[PROBLEM STATEMENT] Set out every line bearing the string "triangle".

[EXCERPTED DATA]

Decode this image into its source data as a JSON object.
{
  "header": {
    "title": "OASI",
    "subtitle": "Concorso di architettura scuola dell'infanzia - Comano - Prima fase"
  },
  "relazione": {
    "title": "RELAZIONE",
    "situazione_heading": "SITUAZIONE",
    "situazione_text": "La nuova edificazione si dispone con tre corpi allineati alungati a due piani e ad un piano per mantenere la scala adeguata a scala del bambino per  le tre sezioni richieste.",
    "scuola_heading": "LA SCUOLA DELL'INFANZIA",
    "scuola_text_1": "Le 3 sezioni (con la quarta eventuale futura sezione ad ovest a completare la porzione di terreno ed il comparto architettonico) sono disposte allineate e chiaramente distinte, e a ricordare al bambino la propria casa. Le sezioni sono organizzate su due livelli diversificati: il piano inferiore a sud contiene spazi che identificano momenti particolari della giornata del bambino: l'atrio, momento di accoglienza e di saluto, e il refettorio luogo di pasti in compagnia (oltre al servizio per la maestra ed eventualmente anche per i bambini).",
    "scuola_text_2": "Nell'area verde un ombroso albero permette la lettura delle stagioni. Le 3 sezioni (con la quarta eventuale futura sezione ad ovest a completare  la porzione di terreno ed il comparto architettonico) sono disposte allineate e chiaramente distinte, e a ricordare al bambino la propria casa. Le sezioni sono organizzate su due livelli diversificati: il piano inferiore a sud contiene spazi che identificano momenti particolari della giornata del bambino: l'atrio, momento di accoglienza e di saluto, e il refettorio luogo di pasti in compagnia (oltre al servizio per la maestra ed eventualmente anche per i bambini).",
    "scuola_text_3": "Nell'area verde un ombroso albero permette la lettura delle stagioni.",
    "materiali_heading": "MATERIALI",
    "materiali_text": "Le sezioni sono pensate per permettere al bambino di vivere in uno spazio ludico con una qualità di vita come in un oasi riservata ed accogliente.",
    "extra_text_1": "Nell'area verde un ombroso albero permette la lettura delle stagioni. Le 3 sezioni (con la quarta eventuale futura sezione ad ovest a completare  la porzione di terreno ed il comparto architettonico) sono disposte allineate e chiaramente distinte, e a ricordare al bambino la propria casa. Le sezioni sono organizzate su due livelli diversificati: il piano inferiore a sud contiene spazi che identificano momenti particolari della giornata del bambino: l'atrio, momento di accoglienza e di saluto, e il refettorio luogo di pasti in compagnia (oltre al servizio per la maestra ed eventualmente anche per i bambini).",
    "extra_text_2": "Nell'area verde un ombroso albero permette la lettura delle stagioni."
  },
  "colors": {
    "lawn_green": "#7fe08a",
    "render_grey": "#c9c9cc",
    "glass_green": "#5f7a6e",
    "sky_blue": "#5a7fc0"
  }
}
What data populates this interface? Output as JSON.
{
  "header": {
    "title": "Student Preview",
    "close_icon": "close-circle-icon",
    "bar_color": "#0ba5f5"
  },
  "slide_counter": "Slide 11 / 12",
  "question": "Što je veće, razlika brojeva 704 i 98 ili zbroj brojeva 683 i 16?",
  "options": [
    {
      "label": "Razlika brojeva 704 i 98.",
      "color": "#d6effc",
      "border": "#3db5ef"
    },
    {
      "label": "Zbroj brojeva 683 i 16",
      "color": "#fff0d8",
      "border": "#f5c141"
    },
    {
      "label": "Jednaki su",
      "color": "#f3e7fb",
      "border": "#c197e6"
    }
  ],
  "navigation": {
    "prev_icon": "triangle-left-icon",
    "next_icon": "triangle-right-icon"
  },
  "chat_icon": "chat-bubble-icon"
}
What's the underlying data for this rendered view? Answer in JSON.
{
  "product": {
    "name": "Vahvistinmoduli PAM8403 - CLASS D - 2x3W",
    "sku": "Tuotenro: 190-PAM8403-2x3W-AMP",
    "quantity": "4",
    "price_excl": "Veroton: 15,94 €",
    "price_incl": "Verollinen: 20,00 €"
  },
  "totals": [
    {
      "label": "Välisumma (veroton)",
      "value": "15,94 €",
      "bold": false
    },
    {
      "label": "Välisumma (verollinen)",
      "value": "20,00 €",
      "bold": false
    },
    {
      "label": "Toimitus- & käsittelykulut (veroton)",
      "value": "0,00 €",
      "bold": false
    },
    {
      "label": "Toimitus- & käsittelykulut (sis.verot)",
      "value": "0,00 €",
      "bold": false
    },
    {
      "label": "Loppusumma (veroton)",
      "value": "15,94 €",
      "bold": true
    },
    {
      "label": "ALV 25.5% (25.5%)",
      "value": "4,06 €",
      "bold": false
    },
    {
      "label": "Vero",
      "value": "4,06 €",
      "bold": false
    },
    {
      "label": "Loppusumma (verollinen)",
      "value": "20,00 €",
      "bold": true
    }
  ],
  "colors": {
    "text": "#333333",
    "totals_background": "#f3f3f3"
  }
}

[WORKED SOLUTION]
    "prev_icon": "triangle-left-icon",
    "next_icon": "triangle-right-icon"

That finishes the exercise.